Say the number of lines containing the string "content", and say nothing else.
'''
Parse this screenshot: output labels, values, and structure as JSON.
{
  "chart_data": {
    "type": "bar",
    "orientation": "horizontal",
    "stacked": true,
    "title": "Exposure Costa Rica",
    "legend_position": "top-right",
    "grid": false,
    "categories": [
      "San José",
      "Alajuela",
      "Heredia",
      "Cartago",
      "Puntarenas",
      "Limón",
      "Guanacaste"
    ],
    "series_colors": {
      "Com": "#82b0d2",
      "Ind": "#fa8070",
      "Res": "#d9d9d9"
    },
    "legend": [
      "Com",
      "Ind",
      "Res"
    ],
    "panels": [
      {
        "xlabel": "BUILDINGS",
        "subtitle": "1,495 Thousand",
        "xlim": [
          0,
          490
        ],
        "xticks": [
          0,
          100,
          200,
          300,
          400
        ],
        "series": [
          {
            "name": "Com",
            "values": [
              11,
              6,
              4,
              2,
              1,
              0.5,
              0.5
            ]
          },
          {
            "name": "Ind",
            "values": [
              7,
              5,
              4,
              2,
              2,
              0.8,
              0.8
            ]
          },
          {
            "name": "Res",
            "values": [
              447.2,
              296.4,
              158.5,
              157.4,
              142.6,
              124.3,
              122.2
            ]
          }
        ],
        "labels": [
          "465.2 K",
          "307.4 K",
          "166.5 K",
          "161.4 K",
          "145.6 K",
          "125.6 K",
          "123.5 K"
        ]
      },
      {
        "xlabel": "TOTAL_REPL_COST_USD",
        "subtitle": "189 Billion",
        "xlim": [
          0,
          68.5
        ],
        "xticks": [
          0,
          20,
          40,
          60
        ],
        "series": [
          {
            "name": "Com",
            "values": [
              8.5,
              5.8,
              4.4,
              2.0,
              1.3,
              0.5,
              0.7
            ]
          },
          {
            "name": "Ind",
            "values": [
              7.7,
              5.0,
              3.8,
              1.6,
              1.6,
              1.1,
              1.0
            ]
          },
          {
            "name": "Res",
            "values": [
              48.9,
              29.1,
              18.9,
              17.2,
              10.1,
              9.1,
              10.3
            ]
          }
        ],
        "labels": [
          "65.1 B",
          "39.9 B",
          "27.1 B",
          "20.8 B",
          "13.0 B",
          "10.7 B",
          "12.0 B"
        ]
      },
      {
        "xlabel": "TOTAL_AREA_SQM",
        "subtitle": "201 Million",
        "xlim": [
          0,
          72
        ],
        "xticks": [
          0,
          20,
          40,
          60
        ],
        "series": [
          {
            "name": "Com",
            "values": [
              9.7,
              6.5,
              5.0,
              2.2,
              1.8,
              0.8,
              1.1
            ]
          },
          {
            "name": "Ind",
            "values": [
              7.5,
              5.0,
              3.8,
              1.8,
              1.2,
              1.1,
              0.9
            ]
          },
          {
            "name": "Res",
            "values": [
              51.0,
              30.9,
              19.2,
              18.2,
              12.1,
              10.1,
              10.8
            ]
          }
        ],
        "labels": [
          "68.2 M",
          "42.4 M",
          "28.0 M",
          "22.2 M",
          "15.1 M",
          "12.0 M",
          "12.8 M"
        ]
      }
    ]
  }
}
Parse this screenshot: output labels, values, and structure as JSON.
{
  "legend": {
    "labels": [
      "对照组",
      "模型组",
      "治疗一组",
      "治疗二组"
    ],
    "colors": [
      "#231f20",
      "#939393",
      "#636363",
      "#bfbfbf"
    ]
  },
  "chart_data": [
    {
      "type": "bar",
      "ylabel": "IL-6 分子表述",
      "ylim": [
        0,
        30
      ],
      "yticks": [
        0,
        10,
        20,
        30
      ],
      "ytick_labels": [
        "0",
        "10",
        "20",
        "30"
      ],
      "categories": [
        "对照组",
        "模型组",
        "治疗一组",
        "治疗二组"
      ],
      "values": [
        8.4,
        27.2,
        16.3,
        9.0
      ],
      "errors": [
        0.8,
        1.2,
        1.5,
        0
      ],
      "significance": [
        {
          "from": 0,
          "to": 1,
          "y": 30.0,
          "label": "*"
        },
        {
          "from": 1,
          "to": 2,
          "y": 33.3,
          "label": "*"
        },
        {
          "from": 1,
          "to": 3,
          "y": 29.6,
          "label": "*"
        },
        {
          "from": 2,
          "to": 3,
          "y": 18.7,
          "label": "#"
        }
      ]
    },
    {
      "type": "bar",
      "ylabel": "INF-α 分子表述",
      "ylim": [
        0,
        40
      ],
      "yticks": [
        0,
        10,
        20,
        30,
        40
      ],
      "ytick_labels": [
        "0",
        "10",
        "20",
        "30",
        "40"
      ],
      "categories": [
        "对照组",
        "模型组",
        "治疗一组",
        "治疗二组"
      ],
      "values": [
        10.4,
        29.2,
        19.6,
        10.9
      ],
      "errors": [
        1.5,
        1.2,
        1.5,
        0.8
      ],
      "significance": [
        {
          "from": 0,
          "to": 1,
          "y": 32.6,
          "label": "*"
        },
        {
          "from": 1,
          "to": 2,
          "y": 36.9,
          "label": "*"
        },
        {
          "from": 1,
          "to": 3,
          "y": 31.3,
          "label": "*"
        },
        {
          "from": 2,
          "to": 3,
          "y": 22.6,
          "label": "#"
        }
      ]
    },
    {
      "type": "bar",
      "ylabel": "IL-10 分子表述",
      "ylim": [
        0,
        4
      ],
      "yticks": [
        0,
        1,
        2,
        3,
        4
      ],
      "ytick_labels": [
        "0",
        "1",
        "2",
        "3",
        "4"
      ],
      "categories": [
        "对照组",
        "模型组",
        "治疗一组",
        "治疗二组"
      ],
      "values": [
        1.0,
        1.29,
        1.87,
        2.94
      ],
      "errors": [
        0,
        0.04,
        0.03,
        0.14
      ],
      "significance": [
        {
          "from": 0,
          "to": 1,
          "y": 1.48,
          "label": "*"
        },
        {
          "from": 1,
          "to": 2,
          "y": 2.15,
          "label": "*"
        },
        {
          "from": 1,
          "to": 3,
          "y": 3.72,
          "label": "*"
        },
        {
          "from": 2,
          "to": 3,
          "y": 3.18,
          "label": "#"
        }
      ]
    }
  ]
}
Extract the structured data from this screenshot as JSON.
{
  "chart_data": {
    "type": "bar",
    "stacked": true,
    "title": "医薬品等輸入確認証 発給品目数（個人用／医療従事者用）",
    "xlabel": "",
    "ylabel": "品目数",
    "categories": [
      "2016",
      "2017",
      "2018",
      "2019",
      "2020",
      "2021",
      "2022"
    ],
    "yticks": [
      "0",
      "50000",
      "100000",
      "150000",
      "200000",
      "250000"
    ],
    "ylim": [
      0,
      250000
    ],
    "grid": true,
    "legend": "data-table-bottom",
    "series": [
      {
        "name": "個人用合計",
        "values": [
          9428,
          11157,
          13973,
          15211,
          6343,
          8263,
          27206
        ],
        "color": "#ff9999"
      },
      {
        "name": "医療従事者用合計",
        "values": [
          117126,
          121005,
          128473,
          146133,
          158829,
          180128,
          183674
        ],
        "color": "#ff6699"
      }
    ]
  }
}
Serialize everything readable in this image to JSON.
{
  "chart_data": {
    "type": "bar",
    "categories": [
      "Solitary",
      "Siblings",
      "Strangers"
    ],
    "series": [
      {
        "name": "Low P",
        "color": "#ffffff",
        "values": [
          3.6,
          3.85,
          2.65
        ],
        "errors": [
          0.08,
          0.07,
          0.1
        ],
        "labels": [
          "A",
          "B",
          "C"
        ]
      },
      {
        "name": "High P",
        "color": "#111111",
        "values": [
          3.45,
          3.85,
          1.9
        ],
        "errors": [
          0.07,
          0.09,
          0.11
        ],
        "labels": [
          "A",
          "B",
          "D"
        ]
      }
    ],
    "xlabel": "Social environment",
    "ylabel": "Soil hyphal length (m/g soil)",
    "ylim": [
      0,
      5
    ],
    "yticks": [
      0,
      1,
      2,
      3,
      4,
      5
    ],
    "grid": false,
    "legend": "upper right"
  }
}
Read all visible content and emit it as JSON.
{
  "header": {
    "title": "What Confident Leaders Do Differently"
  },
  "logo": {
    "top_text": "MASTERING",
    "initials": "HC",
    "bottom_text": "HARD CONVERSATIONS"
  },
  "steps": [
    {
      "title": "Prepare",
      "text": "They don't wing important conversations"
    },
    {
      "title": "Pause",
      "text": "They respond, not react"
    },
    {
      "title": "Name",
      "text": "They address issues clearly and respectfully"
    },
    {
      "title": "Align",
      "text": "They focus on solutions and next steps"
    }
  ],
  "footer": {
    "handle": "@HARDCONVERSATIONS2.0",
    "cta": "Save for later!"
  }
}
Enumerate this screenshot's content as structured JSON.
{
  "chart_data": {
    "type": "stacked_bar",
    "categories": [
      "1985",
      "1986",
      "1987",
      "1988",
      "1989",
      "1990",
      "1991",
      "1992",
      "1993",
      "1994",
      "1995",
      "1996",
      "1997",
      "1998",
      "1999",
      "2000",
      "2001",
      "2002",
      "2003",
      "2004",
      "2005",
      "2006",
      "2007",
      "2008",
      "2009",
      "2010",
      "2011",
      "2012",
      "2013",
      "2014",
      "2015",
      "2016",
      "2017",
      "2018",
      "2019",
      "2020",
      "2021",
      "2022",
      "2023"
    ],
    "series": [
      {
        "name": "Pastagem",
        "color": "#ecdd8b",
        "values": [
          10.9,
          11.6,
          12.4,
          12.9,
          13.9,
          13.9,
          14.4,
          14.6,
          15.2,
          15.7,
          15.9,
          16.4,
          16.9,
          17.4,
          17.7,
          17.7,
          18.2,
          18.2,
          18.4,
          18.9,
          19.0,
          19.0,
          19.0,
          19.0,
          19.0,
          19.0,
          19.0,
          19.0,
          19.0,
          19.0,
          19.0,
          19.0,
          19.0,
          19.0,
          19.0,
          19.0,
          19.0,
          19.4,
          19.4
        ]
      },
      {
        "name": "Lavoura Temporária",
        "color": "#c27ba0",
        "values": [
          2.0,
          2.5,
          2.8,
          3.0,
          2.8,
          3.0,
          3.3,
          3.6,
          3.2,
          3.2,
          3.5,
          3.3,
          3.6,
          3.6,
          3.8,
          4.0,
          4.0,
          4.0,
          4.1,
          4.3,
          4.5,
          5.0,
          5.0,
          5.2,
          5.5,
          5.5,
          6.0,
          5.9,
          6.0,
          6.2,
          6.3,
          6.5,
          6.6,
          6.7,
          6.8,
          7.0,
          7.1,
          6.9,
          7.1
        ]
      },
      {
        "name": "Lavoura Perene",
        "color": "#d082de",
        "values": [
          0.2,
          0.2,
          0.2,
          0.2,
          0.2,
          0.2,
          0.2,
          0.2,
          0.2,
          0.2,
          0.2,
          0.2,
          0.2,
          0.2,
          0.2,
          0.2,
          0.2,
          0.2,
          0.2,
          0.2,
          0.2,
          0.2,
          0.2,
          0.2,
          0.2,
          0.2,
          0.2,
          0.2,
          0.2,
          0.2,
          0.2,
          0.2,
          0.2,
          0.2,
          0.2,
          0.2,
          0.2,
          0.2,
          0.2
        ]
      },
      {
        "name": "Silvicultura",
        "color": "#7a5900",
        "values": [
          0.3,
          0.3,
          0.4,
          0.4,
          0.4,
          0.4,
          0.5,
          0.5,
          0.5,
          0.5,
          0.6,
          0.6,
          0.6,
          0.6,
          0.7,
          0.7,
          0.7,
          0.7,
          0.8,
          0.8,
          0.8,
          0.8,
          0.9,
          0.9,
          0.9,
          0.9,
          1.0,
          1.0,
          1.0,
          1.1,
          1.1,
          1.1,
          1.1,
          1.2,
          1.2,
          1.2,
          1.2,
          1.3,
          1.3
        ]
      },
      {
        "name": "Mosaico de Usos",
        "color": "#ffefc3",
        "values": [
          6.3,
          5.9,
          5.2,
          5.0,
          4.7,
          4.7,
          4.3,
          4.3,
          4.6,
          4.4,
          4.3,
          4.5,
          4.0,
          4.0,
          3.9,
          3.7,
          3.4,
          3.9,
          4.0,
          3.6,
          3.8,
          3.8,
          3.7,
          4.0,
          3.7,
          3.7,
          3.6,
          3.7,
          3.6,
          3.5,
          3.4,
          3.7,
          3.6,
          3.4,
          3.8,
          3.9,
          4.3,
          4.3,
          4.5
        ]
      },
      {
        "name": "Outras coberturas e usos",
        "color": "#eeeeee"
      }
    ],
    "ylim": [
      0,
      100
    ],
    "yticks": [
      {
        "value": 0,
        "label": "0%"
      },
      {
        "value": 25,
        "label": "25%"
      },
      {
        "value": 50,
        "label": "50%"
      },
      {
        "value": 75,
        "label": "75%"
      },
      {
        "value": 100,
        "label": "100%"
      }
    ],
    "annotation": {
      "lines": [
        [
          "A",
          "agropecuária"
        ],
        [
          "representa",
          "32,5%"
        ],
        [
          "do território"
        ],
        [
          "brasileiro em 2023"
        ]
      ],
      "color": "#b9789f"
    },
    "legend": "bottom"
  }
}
'''
== THE RESULT ==
2